[Region and label listings]
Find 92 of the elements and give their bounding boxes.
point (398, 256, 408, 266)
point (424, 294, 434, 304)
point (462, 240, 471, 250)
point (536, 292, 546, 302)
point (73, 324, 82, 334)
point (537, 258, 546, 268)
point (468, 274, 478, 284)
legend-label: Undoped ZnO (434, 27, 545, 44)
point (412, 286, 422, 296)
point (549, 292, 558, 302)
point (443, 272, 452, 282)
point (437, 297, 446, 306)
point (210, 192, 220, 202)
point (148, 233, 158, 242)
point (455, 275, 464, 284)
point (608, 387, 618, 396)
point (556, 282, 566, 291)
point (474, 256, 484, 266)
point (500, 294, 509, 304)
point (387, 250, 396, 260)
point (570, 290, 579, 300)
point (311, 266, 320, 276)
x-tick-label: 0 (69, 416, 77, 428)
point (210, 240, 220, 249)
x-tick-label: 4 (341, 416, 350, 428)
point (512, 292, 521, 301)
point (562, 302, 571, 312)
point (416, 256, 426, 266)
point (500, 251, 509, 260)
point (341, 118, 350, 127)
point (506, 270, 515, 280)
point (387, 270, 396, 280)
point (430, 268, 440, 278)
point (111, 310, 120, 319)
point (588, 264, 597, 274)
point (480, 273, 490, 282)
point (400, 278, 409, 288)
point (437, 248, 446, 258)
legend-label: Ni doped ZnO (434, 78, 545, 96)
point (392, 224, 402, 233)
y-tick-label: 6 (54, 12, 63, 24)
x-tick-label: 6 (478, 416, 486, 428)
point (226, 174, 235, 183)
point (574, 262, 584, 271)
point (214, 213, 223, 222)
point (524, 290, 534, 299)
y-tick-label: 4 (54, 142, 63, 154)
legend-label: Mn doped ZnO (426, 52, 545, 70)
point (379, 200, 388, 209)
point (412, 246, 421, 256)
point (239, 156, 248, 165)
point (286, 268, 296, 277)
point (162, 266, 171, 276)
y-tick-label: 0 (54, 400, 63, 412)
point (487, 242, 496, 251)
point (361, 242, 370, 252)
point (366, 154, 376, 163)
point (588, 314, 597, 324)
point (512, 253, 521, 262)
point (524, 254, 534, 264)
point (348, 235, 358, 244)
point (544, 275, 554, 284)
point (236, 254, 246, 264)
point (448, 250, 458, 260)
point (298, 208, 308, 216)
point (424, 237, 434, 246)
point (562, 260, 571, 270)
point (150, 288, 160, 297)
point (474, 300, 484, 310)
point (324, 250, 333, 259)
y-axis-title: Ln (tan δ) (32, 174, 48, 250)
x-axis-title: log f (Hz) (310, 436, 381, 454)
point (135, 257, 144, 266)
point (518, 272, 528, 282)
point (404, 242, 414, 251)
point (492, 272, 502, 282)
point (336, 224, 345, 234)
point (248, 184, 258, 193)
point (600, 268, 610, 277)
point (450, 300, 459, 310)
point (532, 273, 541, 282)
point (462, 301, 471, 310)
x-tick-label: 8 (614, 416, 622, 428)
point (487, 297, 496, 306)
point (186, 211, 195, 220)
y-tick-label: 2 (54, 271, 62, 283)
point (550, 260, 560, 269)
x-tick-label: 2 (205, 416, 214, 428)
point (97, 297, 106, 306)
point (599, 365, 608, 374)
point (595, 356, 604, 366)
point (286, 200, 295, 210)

## Given instruction
Copy every line of the material above, keeping each character unchanged.

## Written response
Find 92 of the elements and give their bounding boxes.
point (398, 256, 408, 266)
point (424, 294, 434, 304)
point (462, 240, 471, 250)
point (536, 292, 546, 302)
point (73, 324, 82, 334)
point (537, 258, 546, 268)
point (468, 274, 478, 284)
legend-label: Undoped ZnO (434, 27, 545, 44)
point (412, 286, 422, 296)
point (549, 292, 558, 302)
point (443, 272, 452, 282)
point (437, 297, 446, 306)
point (210, 192, 220, 202)
point (148, 233, 158, 242)
point (455, 275, 464, 284)
point (608, 387, 618, 396)
point (556, 282, 566, 291)
point (474, 256, 484, 266)
point (500, 294, 509, 304)
point (387, 250, 396, 260)
point (570, 290, 579, 300)
point (311, 266, 320, 276)
x-tick-label: 0 (69, 416, 77, 428)
point (210, 240, 220, 249)
x-tick-label: 4 (341, 416, 350, 428)
point (512, 292, 521, 301)
point (562, 302, 571, 312)
point (416, 256, 426, 266)
point (500, 251, 509, 260)
point (341, 118, 350, 127)
point (506, 270, 515, 280)
point (387, 270, 396, 280)
point (430, 268, 440, 278)
point (111, 310, 120, 319)
point (588, 264, 597, 274)
point (480, 273, 490, 282)
point (400, 278, 409, 288)
point (437, 248, 446, 258)
legend-label: Ni doped ZnO (434, 78, 545, 96)
point (392, 224, 402, 233)
y-tick-label: 6 (54, 12, 63, 24)
x-tick-label: 6 (478, 416, 486, 428)
point (226, 174, 235, 183)
point (574, 262, 584, 271)
point (214, 213, 223, 222)
point (524, 290, 534, 299)
y-tick-label: 4 (54, 142, 63, 154)
legend-label: Mn doped ZnO (426, 52, 545, 70)
point (379, 200, 388, 209)
point (412, 246, 421, 256)
point (239, 156, 248, 165)
point (286, 268, 296, 277)
point (162, 266, 171, 276)
y-tick-label: 0 (54, 400, 63, 412)
point (487, 242, 496, 251)
point (361, 242, 370, 252)
point (366, 154, 376, 163)
point (588, 314, 597, 324)
point (512, 253, 521, 262)
point (524, 254, 534, 264)
point (348, 235, 358, 244)
point (544, 275, 554, 284)
point (236, 254, 246, 264)
point (448, 250, 458, 260)
point (298, 208, 308, 216)
point (424, 237, 434, 246)
point (562, 260, 571, 270)
point (150, 288, 160, 297)
point (474, 300, 484, 310)
point (324, 250, 333, 259)
y-axis-title: Ln (tan δ) (32, 174, 48, 250)
x-axis-title: log f (Hz) (310, 436, 381, 454)
point (135, 257, 144, 266)
point (518, 272, 528, 282)
point (404, 242, 414, 251)
point (492, 272, 502, 282)
point (336, 224, 345, 234)
point (248, 184, 258, 193)
point (600, 268, 610, 277)
point (450, 300, 459, 310)
point (532, 273, 541, 282)
point (462, 301, 471, 310)
x-tick-label: 8 (614, 416, 622, 428)
point (487, 297, 496, 306)
point (186, 211, 195, 220)
y-tick-label: 2 (54, 271, 62, 283)
point (550, 260, 560, 269)
x-tick-label: 2 (205, 416, 214, 428)
point (97, 297, 106, 306)
point (599, 365, 608, 374)
point (595, 356, 604, 366)
point (286, 200, 295, 210)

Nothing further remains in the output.